>> BEGIN ROWS

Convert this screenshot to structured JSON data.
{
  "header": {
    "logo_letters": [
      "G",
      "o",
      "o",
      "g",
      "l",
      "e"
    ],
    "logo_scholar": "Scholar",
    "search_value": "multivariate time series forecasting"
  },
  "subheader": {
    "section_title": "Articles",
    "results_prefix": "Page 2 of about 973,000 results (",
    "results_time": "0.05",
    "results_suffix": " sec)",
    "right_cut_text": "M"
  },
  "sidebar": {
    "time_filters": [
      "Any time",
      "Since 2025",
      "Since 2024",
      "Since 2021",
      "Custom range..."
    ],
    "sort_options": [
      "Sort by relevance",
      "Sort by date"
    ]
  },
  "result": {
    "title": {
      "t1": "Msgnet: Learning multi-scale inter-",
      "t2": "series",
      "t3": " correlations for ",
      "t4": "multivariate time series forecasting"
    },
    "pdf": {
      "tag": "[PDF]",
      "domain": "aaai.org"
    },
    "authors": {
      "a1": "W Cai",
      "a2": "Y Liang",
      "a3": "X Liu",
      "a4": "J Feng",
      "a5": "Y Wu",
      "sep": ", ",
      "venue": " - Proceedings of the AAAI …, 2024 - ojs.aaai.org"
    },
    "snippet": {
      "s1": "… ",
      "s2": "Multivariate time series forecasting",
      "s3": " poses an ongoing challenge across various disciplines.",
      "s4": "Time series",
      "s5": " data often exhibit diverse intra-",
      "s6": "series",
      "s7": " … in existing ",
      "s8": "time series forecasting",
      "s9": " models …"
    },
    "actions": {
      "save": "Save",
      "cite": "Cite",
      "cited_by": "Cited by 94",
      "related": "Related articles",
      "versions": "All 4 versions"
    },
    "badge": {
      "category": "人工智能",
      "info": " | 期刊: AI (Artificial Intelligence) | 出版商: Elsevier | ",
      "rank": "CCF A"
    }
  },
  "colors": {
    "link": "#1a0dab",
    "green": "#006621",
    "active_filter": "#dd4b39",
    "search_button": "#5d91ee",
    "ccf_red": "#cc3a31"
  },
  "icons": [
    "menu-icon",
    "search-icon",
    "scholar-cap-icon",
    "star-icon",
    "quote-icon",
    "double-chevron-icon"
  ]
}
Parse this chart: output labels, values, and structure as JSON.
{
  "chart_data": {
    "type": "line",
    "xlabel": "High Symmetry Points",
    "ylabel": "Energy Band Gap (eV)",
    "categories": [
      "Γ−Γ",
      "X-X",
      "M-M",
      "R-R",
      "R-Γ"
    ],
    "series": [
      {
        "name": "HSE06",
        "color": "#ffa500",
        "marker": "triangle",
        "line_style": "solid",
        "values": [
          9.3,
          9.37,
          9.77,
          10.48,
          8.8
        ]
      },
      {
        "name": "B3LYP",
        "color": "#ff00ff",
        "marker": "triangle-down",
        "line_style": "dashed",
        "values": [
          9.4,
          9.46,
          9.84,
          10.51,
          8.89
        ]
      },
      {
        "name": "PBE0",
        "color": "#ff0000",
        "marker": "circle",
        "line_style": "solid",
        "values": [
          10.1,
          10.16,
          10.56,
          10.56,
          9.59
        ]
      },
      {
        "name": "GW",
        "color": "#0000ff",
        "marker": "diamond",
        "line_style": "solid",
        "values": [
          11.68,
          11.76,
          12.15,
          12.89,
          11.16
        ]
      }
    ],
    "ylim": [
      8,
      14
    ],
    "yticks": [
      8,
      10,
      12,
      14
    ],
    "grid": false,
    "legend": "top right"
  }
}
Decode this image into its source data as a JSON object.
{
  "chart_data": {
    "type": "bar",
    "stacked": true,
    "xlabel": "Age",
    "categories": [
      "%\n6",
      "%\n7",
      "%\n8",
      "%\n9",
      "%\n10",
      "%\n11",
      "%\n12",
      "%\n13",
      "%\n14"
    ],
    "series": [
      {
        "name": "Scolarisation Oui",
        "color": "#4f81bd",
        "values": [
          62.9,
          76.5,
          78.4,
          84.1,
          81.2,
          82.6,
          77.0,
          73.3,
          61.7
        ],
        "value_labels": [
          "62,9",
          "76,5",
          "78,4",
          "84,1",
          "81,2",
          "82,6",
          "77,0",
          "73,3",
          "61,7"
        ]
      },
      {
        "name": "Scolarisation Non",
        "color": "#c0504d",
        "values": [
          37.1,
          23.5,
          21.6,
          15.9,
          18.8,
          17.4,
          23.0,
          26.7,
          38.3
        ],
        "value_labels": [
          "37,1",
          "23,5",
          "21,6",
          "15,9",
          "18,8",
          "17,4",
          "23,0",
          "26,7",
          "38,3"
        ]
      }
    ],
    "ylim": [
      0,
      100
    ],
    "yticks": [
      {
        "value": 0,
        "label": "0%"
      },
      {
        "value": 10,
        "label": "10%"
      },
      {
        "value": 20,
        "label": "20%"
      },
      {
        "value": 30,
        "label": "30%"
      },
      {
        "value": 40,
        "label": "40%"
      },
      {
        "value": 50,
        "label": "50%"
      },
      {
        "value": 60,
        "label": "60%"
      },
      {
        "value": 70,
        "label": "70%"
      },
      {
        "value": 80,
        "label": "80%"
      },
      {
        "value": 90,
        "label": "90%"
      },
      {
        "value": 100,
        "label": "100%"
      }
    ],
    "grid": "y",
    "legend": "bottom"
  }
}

>> END ROWS

Copy every line of the material in which the word "JSON" occurs.

COMPLETE RESPONSE =
Convert this screenshot to structured JSON data.
Parse this chart: output labels, values, and structure as JSON.
Decode this image into its source data as a JSON object.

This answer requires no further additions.